══ Texto fornecido ══
Depois, Dianne Feinstein dirigiu-se à juíza que agora está a ser alvo do processo de confirmação: “Juíza Barrett, você já foi crítica do juiz John Roberts pela opinião em que o voto dele serviu de desempate a favor da lei, dizendo que Robert ‘levou o ACA para lá do seu significado [jurídico] plausível para poder salvá-lo’. Isto pode muito bem significar que se a juíza Barrett for confirmada, os americanos estão em risco de perder os benefícios que o ACA lhes providencia. Espero que clarifique isto”.
Em 2017, Dianne Feinstein já tinha sido protagonista no processo de nomeação de Amy Coney Barrett para o Tribunal da Relação do Sétimo Circuito. Nessa altura, a senadora democrata foi crítica da juíza conservadora, dizendo-lhe: “Seja lá qual for a religião, tem o seu próprio dogma. A lei é totalmente diferente. E creio que, no seu caso, quando lê os seus discursos, a conclusão a retirar é que o dogma vive fortemente dentro de si”.
Nessa ocasião, o senador democrata Dick Durbin, de Illinois foi também uma das vozes mais críticas contra Amy Coney Barrett, sugerindo que esta era uma “católica ortodoxa”. Esta terça-feira, apontou antes a mira aos republicanos no Senado, apontando que, ao contrário daquilo que defenderam em 2016, agora não querem esperar pelas eleições para confirmarem um juiz para a vaga no Supremo Tribunal.
“Porque é que os republicanos no Senado têm tanto medo de dar aos povo uma voz para definir o futuro do Supremo Tribunal?”, perguntou Dick Durbin. “Primeiro, devem duvidar de que Donald Trump será reeleito. Segundo, querem um Supremo Tribunal de 6-3 que leve avante uma agenda que na verdade não é lá muito popular com o povo americano.”
Depois, disse que há duas datas importantes que explicam aquilo que diz ser a “calendarização” dos republicanos: 3 e 10 de novembro.
“Sabemos de 3 de novembro é o dia de eleições. O Presidente Trump já disse que quer outro dos seus nomeados para o Supremo Tribunal antes das eleições porque ele está a antecipar ações em tribunal depois das eleições, especialmente contra votos por correspondência sem qualquer tipo de substância”, disse.
═══
══ Excertos de dados ══
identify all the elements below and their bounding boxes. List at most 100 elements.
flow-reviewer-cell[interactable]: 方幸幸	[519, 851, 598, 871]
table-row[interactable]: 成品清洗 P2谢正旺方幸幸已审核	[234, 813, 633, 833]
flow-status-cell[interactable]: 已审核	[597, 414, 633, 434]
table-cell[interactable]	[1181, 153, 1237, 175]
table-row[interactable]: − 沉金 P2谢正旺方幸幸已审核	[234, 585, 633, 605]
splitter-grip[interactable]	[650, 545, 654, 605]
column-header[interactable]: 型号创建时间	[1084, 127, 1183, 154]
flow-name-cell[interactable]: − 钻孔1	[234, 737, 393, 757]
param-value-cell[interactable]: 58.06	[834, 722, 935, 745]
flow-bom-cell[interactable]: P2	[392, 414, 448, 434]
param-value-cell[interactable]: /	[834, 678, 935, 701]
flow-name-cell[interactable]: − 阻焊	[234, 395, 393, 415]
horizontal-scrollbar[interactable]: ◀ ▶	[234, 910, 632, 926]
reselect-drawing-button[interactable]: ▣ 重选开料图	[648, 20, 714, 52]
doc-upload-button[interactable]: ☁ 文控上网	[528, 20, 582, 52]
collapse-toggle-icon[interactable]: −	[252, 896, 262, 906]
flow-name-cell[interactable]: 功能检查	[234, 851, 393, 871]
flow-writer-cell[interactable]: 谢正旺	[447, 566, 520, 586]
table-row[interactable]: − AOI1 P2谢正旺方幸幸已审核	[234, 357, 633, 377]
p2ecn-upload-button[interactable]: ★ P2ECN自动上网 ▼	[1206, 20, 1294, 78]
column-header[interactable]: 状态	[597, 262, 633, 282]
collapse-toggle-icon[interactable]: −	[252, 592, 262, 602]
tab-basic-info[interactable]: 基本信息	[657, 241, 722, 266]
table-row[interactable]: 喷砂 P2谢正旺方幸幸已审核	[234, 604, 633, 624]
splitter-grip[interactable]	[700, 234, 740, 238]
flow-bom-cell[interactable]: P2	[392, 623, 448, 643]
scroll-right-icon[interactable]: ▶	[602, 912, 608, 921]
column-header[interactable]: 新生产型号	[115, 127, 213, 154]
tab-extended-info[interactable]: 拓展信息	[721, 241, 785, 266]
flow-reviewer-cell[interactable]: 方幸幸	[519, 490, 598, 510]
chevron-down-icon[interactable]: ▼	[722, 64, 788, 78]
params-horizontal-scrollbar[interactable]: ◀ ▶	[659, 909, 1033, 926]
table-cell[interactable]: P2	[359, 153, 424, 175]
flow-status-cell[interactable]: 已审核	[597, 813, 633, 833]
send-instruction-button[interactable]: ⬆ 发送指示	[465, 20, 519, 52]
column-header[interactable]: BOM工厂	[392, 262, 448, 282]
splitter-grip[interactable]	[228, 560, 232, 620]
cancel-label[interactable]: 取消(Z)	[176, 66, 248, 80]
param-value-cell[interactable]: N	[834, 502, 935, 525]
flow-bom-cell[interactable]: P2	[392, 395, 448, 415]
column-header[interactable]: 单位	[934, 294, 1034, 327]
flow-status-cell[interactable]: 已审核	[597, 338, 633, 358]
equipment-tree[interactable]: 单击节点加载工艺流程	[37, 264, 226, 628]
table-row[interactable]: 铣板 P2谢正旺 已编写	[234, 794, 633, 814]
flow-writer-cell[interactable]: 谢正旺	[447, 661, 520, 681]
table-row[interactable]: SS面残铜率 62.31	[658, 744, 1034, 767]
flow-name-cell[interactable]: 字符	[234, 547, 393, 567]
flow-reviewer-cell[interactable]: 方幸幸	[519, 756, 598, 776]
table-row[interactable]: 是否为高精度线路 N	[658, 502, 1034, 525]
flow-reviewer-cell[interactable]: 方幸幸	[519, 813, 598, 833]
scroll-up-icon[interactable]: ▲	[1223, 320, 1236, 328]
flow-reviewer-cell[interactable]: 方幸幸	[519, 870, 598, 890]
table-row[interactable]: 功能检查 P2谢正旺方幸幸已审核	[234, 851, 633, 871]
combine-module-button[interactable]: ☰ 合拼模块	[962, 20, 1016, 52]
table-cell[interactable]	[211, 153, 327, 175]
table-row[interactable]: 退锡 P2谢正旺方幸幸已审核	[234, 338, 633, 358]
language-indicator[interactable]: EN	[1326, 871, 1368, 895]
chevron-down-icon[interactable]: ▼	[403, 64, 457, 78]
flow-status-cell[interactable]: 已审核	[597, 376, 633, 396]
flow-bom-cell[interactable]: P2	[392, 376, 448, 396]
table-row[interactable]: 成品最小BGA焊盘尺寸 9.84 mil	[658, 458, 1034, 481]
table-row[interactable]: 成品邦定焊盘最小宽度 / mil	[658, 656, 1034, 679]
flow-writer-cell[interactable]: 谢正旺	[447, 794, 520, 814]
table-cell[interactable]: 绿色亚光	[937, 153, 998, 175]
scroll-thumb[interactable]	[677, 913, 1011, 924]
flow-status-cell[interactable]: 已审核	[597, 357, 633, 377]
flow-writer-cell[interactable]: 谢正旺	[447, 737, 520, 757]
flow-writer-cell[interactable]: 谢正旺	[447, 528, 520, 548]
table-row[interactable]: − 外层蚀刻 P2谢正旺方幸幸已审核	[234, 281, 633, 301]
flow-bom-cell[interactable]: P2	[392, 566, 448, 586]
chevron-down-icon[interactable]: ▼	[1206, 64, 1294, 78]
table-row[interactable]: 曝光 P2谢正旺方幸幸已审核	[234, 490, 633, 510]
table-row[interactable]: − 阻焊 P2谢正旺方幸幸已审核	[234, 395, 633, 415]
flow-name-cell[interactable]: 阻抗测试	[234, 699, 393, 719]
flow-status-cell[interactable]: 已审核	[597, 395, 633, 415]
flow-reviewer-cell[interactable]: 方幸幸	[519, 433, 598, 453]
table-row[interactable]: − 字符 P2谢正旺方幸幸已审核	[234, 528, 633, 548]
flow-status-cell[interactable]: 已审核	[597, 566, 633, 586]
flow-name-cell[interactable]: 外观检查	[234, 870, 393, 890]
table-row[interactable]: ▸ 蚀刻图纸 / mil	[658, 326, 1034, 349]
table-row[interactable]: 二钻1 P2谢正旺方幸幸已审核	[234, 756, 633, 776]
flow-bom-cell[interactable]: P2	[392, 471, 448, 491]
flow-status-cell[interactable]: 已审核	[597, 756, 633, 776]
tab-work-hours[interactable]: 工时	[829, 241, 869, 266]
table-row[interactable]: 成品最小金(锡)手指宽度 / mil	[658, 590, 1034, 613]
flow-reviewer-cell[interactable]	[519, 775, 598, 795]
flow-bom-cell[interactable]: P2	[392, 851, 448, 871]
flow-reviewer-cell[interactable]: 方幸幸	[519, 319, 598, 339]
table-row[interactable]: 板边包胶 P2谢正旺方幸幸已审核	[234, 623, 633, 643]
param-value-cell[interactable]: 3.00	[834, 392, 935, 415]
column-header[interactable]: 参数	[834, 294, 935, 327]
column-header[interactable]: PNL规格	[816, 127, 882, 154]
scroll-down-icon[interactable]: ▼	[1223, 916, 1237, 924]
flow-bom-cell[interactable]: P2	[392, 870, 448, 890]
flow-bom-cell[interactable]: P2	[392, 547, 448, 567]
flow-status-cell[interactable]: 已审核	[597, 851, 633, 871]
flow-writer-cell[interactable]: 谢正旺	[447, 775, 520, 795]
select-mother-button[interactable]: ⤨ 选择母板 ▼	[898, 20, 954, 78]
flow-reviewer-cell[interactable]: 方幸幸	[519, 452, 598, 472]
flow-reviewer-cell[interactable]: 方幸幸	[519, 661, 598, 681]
═══
**Explorar o material:**
1: Responda, com base no texto sobre a confirmação de Amy Coney Barrett:
(a) Em que ano Dianne Feinstein participou no processo de nomeação de Barrett para o Tribunal da Relação do Sétimo Circuito?
(b) Que estado representa o senador Dick Durbin?
(c) Que duas datas Durbin associa à "calendarização" dos republicanos?
2: Retome o texto sobre a confirmação de Amy Coney Barrett a partir da última frase apresentada e dê-lhe continuação.

**Problemas resolvidos:**
1:
(a) 2017.
(b) Illinois.
(c) 3 e 10 de novembro.

2:
Sobre 10 de novembro, voltou a falar sobre a questão do ACA. Nesse dia, o Supremo Tribunal terá em mãos um caso que opõe o estado da Califórnia ao estado do Texas e que pode levar à abolição do ACA. “Estes é o caso em que a administração de Trump urge o tribunal a abolir o ACA em toda a sua extensão, incluindo as proteções para doenças pré-existentes”, disse. “É inimaginável que a meio de uma pandemia os republicanos queiram derrubar uma lei da qual dependem 23 milhões americanos para terem cuidados de saúde.”
Quem também se destacou entre os democratas foi a senadora Kamala Harris, candidata a vice-Presidente ao lado de Joe Biden. Em videoconferência — o meio preferido pela maioria dos democratas, embora não todos —, a senadora da Califórnia fez menção ao facto, na sua ótica indesejado, de aquela sessão estar a decorrer. “Esta audição sentou mais de 50 pessoas numa sala à porta fechada enquanto a nossa nação enfrenta um vírus mortal que se espalha pelo ar”, sublinhou.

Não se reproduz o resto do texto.